Repeat every record below exactly as it appears.

§ Supplied data
+++++

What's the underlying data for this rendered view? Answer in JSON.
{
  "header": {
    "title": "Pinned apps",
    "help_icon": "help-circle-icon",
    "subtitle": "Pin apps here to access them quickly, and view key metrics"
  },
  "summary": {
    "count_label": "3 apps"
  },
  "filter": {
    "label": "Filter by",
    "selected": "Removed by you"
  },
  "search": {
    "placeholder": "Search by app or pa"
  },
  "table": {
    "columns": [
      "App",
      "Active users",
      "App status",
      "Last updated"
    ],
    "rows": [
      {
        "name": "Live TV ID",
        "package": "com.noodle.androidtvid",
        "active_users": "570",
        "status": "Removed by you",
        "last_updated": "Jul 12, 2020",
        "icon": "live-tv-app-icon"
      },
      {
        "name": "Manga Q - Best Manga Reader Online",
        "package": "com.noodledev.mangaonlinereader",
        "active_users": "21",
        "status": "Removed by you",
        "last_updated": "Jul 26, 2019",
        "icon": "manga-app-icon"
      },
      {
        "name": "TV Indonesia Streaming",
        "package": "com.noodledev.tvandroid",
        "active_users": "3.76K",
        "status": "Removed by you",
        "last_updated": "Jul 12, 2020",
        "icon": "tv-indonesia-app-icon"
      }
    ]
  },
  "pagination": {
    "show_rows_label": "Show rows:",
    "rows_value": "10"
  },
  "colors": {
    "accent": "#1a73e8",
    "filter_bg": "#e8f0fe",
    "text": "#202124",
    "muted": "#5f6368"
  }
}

+++++

§ Result of the exercise
What's the underlying data for this rendered view? Answer in JSON.
{
  "header": {
    "title": "Pinned apps",
    "help_icon": "help-circle-icon",
    "subtitle": "Pin apps here to access them quickly, and view key metrics"
  },
  "summary": {
    "count_label": "3 apps"
  },
  "filter": {
    "label": "Filter by",
    "selected": "Removed by you"
  },
  "search": {
    "placeholder": "Search by app or pa"
  },
  "table": {
    "columns": [
      "App",
      "Active users",
      "App status",
      "Last updated"
    ],
    "rows": [
      {
        "name": "Live TV ID",
        "package": "com.noodle.androidtvid",
        "active_users": "570",
        "status": "Removed by you",
        "last_updated": "Jul 12, 2020",
        "icon": "live-tv-app-icon"
      },
      {
        "name": "Manga Q - Best Manga Reader Online",
        "package": "com.noodledev.mangaonlinereader",
        "active_users": "21",
        "status": "Removed by you",
        "last_updated": "Jul 26, 2019",
        "icon": "manga-app-icon"
      },
      {
        "name": "TV Indonesia Streaming",
        "package": "com.noodledev.tvandroid",
        "active_users": "3.76K",
        "status": "Removed by you",
        "last_updated": "Jul 12, 2020",
        "icon": "tv-indonesia-app-icon"
      }
    ]
  },
  "pagination": {
    "show_rows_label": "Show rows:",
    "rows_value": "10"
  },
  "colors": {
    "accent": "#1a73e8",
    "filter_bg": "#e8f0fe",
    "text": "#202124",
    "muted": "#5f6368"
  }
}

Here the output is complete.